PROBLEM REQUIREMENTS
Which lines hold the word "true"? Copy each of them.

MATERIAL FOR THE TASK

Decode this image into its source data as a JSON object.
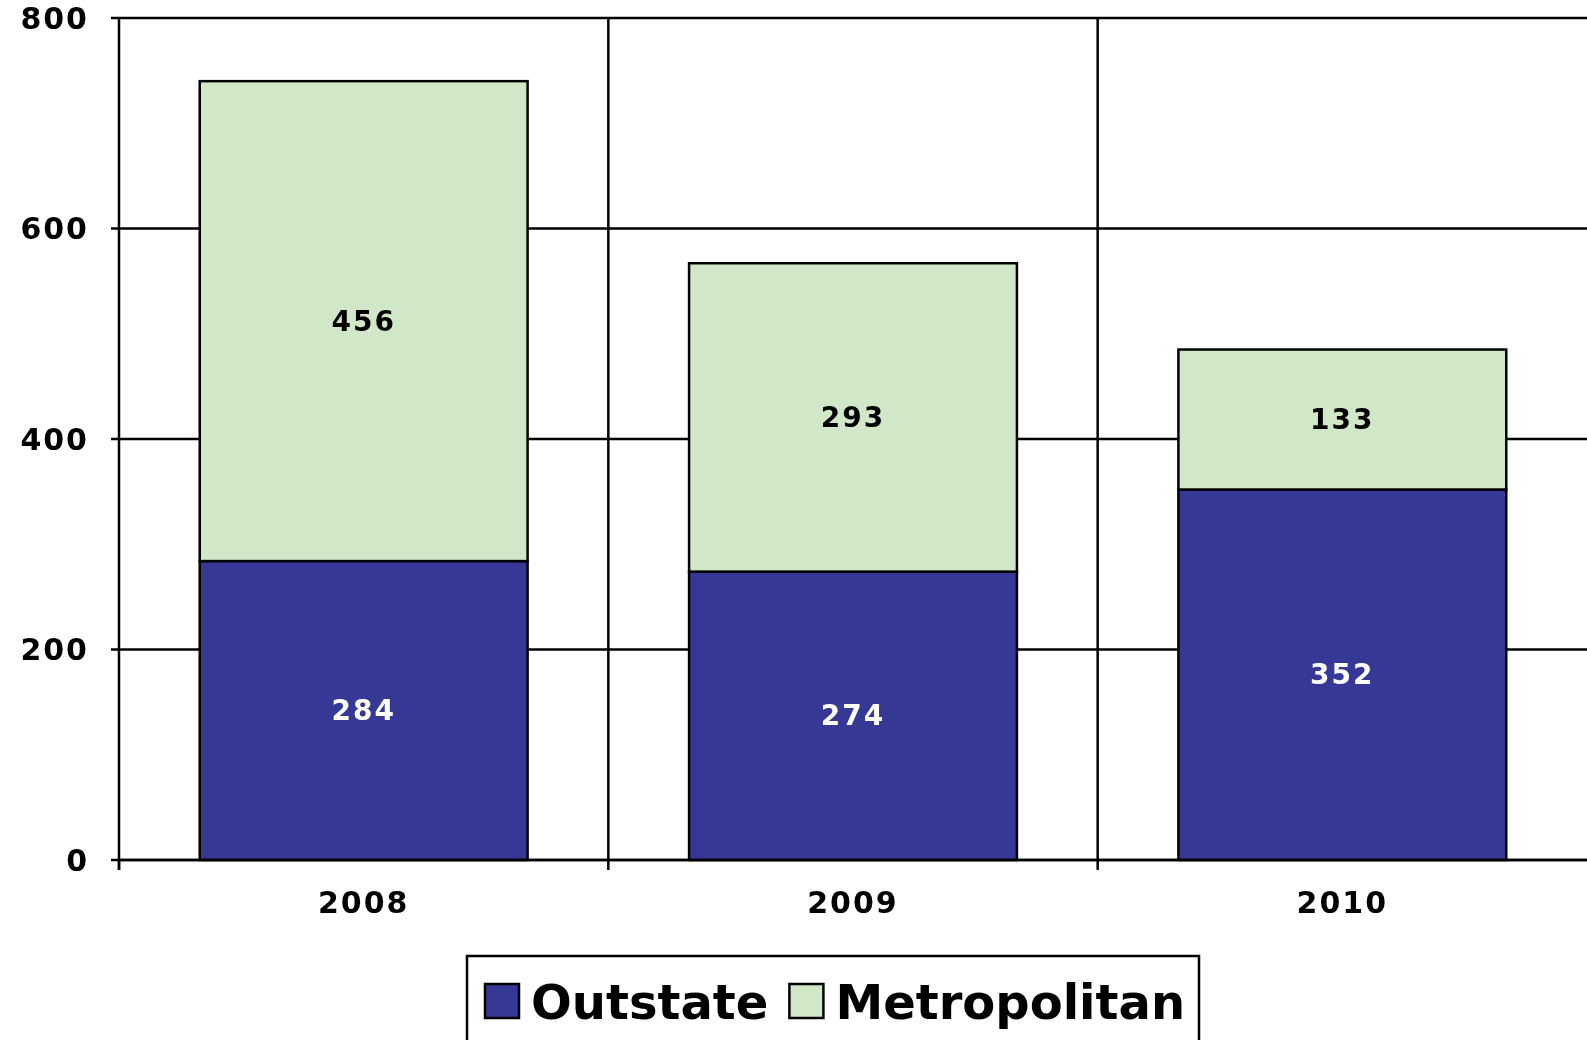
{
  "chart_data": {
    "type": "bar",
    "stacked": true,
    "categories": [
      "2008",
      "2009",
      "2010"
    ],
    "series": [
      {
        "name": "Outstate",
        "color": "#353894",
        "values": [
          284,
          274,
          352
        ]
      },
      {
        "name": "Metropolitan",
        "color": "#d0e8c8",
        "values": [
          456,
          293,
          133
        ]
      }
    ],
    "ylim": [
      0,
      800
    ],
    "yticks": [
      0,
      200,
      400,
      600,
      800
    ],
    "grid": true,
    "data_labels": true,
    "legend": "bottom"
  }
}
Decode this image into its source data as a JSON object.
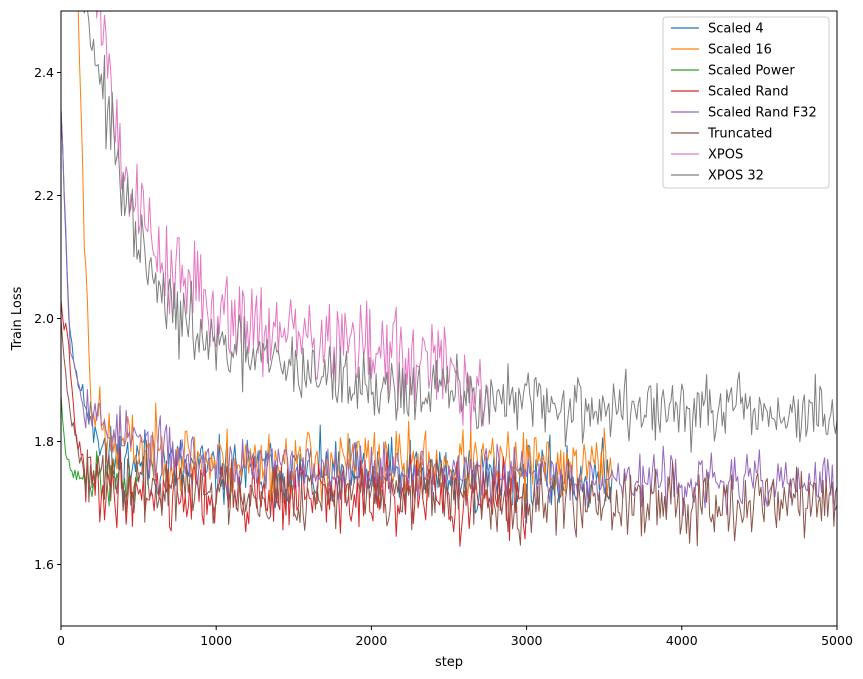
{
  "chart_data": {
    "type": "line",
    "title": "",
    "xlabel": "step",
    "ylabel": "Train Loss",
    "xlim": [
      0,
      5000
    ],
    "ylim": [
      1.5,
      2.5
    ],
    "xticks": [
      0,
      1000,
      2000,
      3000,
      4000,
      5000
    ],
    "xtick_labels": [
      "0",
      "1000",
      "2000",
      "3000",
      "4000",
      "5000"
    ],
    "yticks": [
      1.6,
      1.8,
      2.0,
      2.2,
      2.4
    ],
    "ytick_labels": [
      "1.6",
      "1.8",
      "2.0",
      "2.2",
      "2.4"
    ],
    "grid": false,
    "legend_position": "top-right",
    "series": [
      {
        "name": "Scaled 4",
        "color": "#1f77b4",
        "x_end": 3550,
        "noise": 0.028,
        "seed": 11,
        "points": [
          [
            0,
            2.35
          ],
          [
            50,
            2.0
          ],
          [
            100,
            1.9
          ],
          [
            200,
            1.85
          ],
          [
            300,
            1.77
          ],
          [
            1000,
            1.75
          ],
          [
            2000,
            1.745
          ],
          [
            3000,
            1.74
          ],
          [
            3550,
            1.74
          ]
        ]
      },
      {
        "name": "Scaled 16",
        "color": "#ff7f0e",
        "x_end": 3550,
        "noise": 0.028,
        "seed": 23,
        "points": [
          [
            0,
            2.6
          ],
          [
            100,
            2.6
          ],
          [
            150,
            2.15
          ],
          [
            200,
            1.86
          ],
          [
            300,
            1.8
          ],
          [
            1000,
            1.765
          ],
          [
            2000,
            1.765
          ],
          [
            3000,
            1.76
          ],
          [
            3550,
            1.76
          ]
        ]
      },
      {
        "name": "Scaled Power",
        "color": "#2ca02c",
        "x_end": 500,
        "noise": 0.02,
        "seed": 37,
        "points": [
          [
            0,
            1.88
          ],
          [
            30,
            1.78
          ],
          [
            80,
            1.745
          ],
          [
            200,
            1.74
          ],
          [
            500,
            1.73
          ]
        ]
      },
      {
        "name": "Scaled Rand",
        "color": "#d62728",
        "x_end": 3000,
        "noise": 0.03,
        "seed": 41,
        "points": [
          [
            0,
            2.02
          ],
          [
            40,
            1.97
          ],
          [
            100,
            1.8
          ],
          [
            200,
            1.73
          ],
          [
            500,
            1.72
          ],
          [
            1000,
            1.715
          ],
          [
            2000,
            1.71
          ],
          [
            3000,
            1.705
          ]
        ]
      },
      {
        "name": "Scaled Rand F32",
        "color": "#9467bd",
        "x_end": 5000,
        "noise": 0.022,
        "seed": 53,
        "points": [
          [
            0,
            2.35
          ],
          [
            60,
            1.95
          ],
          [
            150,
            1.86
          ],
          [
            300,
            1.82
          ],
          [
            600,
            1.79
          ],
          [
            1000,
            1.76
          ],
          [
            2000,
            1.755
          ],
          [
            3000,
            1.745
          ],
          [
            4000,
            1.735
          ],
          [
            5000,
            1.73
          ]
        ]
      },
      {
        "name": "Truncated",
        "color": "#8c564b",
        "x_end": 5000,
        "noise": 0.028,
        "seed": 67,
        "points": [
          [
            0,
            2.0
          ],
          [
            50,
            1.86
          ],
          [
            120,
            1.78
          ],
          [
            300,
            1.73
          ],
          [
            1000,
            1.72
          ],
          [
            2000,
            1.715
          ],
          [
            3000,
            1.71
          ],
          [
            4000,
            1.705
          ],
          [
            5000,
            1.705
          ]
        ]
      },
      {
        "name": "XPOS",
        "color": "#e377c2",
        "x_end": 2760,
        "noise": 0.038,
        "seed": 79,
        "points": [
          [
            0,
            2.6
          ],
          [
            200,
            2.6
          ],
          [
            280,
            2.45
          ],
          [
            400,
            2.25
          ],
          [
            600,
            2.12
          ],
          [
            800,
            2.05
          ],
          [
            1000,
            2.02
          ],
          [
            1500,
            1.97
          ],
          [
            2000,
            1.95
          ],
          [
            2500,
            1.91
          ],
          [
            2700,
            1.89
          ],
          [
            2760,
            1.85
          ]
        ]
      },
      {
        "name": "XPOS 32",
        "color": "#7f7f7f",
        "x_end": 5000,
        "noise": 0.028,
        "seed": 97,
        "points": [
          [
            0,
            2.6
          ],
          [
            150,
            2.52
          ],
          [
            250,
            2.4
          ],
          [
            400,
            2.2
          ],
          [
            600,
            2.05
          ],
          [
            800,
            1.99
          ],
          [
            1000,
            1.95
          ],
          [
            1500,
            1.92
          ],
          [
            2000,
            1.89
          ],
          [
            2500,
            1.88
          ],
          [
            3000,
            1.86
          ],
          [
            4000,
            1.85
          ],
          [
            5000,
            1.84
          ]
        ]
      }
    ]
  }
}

* * *

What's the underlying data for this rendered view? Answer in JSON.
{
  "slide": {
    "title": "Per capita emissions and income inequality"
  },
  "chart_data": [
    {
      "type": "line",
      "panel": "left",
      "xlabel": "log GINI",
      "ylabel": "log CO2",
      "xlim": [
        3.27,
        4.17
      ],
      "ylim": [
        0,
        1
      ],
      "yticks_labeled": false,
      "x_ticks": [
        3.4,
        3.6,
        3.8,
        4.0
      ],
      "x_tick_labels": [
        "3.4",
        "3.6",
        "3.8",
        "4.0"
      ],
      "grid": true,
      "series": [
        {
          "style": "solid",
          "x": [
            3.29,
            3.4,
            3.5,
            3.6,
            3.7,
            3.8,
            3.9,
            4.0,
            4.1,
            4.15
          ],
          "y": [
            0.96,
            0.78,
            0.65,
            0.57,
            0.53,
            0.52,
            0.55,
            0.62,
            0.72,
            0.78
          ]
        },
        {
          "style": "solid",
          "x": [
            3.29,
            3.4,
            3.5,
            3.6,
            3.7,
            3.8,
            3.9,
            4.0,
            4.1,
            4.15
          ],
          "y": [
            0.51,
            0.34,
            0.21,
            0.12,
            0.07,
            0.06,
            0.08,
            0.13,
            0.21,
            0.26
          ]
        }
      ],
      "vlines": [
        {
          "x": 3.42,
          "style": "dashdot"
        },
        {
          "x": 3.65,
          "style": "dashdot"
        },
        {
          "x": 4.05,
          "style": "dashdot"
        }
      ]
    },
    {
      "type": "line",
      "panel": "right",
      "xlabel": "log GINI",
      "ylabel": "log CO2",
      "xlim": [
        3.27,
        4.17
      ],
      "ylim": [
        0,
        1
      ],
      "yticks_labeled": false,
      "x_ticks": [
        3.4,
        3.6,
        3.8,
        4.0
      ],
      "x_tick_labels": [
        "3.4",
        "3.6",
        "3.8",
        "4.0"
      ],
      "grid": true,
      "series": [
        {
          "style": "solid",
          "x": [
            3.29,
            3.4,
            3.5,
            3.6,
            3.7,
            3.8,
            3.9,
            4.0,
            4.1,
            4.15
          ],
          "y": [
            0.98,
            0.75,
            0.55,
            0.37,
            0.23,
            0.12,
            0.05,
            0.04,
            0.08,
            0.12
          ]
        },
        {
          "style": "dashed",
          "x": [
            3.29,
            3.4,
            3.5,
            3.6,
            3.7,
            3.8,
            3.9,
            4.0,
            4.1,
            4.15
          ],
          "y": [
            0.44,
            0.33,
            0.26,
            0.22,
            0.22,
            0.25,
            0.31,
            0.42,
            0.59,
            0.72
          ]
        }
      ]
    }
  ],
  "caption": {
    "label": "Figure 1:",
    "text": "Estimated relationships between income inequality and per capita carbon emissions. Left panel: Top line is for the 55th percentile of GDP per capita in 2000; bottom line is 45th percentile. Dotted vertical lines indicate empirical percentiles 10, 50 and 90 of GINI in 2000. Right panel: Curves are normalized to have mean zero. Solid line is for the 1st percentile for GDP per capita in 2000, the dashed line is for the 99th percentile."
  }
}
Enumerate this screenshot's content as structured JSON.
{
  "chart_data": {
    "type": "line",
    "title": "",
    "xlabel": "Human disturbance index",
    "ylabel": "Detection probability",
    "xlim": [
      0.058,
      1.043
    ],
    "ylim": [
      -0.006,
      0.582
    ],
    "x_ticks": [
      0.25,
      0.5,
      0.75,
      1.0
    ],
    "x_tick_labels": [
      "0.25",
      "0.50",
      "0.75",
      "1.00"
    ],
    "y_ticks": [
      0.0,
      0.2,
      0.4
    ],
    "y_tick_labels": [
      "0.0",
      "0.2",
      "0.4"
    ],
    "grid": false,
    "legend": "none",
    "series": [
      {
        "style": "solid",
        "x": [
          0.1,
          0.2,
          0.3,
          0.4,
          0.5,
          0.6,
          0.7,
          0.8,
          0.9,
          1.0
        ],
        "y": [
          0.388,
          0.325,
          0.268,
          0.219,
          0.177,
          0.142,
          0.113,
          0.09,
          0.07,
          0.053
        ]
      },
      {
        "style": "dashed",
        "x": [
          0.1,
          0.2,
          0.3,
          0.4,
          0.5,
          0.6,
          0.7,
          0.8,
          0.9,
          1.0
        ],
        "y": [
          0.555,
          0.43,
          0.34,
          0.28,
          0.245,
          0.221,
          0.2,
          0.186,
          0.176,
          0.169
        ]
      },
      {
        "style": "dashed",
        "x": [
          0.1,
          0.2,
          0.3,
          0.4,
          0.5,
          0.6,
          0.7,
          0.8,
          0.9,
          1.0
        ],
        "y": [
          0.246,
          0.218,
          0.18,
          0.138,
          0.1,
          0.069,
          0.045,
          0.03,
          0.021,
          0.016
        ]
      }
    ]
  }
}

...

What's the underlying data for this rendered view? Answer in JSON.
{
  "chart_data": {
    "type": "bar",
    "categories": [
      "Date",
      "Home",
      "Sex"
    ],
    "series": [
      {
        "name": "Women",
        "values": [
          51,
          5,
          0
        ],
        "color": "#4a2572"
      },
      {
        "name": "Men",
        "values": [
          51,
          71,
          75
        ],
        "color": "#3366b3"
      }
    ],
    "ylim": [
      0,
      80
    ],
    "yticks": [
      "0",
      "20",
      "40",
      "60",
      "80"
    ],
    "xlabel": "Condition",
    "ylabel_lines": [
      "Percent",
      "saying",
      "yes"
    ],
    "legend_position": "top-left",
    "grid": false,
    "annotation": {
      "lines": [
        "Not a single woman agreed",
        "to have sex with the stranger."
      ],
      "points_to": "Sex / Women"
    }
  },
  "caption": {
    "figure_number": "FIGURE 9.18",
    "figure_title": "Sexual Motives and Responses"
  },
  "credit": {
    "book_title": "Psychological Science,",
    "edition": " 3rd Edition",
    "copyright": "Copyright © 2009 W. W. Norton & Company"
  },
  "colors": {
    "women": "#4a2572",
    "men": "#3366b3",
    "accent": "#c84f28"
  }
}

ANSWER TO THIS EXERCISE
    "stacked": true,
    "grid": true,
    "data_labels": true,
      "grid": true,
      "grid": true,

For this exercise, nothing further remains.